Copy the rows below word for word, from the first line through the line that contains "column-size[interactable]: 大小 [924, 90, 991, 120]".
-------
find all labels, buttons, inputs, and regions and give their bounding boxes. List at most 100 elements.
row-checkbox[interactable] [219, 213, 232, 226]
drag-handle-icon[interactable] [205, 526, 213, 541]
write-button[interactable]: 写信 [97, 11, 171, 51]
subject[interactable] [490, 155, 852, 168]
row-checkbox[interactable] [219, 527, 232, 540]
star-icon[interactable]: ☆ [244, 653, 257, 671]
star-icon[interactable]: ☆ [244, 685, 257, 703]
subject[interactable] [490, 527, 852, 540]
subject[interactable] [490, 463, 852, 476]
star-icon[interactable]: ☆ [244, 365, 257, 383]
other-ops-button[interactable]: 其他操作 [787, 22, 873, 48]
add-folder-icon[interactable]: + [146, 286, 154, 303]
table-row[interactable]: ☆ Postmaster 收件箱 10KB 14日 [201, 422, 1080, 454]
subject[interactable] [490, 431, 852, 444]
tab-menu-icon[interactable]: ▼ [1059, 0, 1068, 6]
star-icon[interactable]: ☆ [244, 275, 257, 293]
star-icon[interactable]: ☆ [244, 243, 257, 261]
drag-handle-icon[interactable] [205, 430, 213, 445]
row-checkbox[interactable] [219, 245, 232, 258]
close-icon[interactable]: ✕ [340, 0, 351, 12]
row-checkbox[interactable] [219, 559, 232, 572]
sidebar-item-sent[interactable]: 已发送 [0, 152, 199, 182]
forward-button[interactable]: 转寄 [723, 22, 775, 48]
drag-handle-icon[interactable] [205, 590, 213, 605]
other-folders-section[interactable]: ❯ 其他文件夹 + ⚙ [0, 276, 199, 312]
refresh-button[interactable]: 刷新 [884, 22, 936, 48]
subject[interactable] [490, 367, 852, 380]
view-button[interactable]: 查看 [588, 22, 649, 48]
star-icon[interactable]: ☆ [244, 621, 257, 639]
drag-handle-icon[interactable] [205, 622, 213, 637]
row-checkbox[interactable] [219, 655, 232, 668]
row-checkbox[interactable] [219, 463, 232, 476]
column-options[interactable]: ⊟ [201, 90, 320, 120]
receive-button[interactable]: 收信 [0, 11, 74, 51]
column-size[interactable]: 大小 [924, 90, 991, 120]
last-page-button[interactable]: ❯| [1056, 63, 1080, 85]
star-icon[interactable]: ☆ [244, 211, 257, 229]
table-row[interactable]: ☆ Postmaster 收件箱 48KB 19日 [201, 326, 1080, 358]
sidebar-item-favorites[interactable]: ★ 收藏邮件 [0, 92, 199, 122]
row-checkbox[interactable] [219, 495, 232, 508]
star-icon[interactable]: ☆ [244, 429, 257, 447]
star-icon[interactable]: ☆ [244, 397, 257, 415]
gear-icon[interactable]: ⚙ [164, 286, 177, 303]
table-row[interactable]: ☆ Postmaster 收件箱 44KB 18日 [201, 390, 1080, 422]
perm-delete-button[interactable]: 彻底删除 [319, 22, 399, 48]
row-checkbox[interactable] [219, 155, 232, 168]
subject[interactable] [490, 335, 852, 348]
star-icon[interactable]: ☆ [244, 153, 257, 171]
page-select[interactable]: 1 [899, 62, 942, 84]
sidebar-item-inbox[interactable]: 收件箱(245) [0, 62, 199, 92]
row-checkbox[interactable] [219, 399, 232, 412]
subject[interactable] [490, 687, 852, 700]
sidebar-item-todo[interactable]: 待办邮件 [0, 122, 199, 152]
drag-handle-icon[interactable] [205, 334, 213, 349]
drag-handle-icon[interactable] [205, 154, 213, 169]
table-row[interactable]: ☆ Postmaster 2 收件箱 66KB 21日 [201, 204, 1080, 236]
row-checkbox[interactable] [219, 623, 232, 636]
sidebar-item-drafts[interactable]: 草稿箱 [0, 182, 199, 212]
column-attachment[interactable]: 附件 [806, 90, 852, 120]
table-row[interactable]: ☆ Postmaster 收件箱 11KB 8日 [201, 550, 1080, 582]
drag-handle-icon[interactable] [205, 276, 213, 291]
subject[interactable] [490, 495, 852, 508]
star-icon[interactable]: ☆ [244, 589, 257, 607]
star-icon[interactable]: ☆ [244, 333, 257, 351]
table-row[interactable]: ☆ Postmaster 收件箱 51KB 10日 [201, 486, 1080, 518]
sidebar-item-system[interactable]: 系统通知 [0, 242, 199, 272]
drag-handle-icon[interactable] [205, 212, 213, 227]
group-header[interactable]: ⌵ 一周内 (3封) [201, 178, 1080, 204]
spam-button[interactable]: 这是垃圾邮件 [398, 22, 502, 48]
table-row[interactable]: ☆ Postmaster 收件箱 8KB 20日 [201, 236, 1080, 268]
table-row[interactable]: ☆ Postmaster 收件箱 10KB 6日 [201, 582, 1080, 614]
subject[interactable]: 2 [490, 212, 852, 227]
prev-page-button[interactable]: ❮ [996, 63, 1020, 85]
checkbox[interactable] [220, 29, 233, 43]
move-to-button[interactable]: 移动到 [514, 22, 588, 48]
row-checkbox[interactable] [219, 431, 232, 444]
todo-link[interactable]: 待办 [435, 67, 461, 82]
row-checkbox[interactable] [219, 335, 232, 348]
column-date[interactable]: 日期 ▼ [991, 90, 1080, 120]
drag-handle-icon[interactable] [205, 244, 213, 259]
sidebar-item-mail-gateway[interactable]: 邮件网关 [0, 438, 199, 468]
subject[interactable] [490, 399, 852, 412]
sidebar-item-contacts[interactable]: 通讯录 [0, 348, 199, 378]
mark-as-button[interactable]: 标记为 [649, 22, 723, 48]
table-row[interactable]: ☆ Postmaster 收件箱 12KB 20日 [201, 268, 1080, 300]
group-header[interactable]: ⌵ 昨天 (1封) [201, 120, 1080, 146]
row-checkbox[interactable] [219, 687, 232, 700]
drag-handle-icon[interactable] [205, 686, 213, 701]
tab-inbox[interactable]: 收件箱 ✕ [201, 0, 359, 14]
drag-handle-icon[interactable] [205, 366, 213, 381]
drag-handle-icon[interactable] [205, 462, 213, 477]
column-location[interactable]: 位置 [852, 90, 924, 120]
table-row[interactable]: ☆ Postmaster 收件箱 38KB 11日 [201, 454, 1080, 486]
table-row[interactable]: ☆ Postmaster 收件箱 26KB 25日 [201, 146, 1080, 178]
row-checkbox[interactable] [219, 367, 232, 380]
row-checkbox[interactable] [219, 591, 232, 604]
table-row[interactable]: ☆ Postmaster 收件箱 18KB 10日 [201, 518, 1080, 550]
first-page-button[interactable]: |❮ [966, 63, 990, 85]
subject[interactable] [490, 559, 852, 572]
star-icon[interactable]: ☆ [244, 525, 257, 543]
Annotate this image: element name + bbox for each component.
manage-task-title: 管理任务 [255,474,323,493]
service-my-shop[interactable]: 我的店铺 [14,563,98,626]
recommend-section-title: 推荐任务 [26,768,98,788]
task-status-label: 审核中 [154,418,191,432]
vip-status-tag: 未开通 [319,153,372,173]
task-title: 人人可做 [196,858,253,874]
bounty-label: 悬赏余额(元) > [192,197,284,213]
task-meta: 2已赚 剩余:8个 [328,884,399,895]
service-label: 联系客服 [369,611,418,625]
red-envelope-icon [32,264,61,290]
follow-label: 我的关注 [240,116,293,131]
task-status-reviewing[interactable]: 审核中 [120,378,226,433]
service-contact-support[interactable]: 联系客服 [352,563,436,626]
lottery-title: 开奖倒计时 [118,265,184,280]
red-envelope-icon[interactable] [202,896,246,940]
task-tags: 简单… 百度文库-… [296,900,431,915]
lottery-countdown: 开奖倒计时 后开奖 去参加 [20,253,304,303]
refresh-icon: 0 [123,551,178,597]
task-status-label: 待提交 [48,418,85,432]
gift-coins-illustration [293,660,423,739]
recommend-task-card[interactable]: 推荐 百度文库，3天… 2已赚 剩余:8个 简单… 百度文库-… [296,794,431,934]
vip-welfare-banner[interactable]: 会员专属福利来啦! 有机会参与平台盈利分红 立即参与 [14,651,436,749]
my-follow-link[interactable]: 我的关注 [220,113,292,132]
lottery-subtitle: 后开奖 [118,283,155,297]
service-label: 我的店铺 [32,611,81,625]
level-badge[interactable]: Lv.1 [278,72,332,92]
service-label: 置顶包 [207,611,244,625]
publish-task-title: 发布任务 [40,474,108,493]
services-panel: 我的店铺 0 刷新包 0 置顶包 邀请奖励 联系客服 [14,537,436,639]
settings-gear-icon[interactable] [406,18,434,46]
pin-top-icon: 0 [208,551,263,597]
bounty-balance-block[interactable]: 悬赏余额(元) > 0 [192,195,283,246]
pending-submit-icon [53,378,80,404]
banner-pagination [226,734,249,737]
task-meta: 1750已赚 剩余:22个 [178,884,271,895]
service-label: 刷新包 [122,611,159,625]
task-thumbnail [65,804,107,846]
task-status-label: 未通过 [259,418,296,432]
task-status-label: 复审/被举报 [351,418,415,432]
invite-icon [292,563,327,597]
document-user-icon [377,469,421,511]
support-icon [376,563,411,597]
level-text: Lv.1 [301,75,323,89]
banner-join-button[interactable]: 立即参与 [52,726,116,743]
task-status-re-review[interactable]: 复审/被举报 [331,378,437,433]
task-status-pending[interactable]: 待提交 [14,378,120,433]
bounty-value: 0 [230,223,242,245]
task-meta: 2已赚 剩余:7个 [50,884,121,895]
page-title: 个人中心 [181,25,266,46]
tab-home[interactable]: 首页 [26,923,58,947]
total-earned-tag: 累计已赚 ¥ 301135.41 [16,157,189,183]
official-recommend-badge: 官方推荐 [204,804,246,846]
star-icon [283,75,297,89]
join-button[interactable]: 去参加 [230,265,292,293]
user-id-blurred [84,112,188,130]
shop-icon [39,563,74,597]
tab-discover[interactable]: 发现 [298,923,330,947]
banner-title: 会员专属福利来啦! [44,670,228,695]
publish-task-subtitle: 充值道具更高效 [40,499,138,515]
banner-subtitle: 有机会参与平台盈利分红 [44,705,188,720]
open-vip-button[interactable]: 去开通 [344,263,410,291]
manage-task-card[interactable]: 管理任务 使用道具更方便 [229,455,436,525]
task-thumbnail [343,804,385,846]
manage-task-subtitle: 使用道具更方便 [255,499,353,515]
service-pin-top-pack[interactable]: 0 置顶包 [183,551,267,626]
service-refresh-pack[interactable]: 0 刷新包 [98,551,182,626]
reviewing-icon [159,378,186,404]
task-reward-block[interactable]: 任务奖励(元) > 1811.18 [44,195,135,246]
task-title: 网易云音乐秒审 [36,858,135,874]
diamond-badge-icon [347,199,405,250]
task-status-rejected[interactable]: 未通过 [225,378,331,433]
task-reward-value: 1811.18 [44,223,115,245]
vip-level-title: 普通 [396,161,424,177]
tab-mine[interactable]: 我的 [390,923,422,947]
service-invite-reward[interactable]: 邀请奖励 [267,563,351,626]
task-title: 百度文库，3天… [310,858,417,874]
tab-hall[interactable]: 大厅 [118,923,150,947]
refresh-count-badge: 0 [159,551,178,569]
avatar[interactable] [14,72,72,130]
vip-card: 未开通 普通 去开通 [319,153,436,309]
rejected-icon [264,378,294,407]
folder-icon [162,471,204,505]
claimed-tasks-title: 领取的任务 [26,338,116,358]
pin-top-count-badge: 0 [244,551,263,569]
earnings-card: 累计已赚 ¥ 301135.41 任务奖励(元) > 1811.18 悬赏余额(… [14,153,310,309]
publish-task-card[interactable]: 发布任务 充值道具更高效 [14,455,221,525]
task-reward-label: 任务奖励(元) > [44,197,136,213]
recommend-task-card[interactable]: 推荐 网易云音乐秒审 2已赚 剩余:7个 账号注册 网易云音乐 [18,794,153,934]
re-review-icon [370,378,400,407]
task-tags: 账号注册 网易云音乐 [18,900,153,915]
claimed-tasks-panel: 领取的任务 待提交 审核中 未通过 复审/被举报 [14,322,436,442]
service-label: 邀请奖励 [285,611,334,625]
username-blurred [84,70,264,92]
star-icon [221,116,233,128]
-------
▸ ANSWER TO THIS TASK:
find all labels, buttons, inputs, and regions and give their bounding boxes. List at most 100 elements.
row-checkbox[interactable] [219, 213, 232, 226]
drag-handle-icon[interactable] [205, 526, 213, 541]
write-button[interactable]: 写信 [97, 11, 171, 51]
subject[interactable] [490, 155, 852, 168]
row-checkbox[interactable] [219, 527, 232, 540]
star-icon[interactable]: ☆ [244, 653, 257, 671]
star-icon[interactable]: ☆ [244, 685, 257, 703]
subject[interactable] [490, 527, 852, 540]
subject[interactable] [490, 463, 852, 476]
star-icon[interactable]: ☆ [244, 365, 257, 383]
other-ops-button[interactable]: 其他操作 [787, 22, 873, 48]
add-folder-icon[interactable]: + [146, 286, 154, 303]
table-row[interactable]: ☆ Postmaster 收件箱 10KB 14日 [201, 422, 1080, 454]
subject[interactable] [490, 431, 852, 444]
tab-menu-icon[interactable]: ▼ [1059, 0, 1068, 6]
star-icon[interactable]: ☆ [244, 275, 257, 293]
star-icon[interactable]: ☆ [244, 243, 257, 261]
drag-handle-icon[interactable] [205, 430, 213, 445]
row-checkbox[interactable] [219, 245, 232, 258]
close-icon[interactable]: ✕ [340, 0, 351, 12]
row-checkbox[interactable] [219, 559, 232, 572]
sidebar-item-sent[interactable]: 已发送 [0, 152, 199, 182]
forward-button[interactable]: 转寄 [723, 22, 775, 48]
drag-handle-icon[interactable] [205, 590, 213, 605]
other-folders-section[interactable]: ❯ 其他文件夹 + ⚙ [0, 276, 199, 312]
refresh-button[interactable]: 刷新 [884, 22, 936, 48]
subject[interactable] [490, 367, 852, 380]
view-button[interactable]: 查看 [588, 22, 649, 48]
star-icon[interactable]: ☆ [244, 621, 257, 639]
drag-handle-icon[interactable] [205, 622, 213, 637]
row-checkbox[interactable] [219, 655, 232, 668]
row-checkbox[interactable] [219, 463, 232, 476]
column-options[interactable]: ⊟ [201, 90, 320, 120]
receive-button[interactable]: 收信 [0, 11, 74, 51]
column-size[interactable]: 大小 [924, 90, 991, 120]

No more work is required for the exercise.